* _Written instruction_
Please print every record below exactly as it appears.

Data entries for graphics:
◇ ◇ ◇ ◇ ◇

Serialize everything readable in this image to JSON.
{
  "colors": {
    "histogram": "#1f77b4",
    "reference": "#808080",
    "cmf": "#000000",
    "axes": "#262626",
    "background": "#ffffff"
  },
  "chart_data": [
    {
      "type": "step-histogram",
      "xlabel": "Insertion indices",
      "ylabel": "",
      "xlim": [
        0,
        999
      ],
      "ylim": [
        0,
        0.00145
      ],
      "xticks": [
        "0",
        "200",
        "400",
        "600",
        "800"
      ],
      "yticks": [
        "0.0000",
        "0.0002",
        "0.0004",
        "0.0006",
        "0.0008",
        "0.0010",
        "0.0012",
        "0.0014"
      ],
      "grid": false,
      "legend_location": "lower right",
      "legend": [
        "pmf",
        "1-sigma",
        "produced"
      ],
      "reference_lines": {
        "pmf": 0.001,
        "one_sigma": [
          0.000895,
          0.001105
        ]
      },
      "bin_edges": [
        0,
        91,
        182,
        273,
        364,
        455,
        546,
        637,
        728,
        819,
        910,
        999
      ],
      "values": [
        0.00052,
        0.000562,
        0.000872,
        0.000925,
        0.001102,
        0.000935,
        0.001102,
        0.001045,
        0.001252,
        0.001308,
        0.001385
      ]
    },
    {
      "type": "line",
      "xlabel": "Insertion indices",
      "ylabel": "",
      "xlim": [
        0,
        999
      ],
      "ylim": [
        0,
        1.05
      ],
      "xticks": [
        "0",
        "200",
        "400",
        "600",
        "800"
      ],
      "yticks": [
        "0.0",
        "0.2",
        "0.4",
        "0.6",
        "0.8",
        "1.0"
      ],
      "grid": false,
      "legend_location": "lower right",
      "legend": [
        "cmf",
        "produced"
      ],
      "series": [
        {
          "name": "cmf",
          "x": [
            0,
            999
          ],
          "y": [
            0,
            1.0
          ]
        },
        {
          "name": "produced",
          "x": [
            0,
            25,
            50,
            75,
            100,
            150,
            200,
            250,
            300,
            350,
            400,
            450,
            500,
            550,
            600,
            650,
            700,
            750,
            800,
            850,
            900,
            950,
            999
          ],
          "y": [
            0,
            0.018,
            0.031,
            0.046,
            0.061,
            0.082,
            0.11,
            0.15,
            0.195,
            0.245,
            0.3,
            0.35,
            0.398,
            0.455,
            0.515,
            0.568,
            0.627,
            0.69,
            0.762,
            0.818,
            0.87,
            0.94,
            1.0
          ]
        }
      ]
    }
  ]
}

◇ ◇ ◇ ◇ ◇

* _Exercise result_
Serialize everything readable in this image to JSON.
{
  "colors": {
    "histogram": "#1f77b4",
    "reference": "#808080",
    "cmf": "#000000",
    "axes": "#262626",
    "background": "#ffffff"
  },
  "chart_data": [
    {
      "type": "step-histogram",
      "xlabel": "Insertion indices",
      "ylabel": "",
      "xlim": [
        0,
        999
      ],
      "ylim": [
        0,
        0.00145
      ],
      "xticks": [
        "0",
        "200",
        "400",
        "600",
        "800"
      ],
      "yticks": [
        "0.0000",
        "0.0002",
        "0.0004",
        "0.0006",
        "0.0008",
        "0.0010",
        "0.0012",
        "0.0014"
      ],
      "grid": false,
      "legend_location": "lower right",
      "legend": [
        "pmf",
        "1-sigma",
        "produced"
      ],
      "reference_lines": {
        "pmf": 0.001,
        "one_sigma": [
          0.000895,
          0.001105
        ]
      },
      "bin_edges": [
        0,
        91,
        182,
        273,
        364,
        455,
        546,
        637,
        728,
        819,
        910,
        999
      ],
      "values": [
        0.00052,
        0.000562,
        0.000872,
        0.000925,
        0.001102,
        0.000935,
        0.001102,
        0.001045,
        0.001252,
        0.001308,
        0.001385
      ]
    },
    {
      "type": "line",
      "xlabel": "Insertion indices",
      "ylabel": "",
      "xlim": [
        0,
        999
      ],
      "ylim": [
        0,
        1.05
      ],
      "xticks": [
        "0",
        "200",
        "400",
        "600",
        "800"
      ],
      "yticks": [
        "0.0",
        "0.2",
        "0.4",
        "0.6",
        "0.8",
        "1.0"
      ],
      "grid": false,
      "legend_location": "lower right",
      "legend": [
        "cmf",
        "produced"
      ],
      "series": [
        {
          "name": "cmf",
          "x": [
            0,
            999
          ],
          "y": [
            0,
            1.0
          ]
        },
        {
          "name": "produced",
          "x": [
            0,
            25,
            50,
            75,
            100,
            150,
            200,
            250,
            300,
            350,
            400,
            450,
            500,
            550,
            600,
            650,
            700,
            750,
            800,
            850,
            900,
            950,
            999
          ],
          "y": [
            0,
            0.018,
            0.031,
            0.046,
            0.061,
            0.082,
            0.11,
            0.15,
            0.195,
            0.245,
            0.3,
            0.35,
            0.398,
            0.455,
            0.515,
            0.568,
            0.627,
            0.69,
            0.762,
            0.818,
            0.87,
            0.94,
            1.0
          ]
        }
      ]
    }
  ]
}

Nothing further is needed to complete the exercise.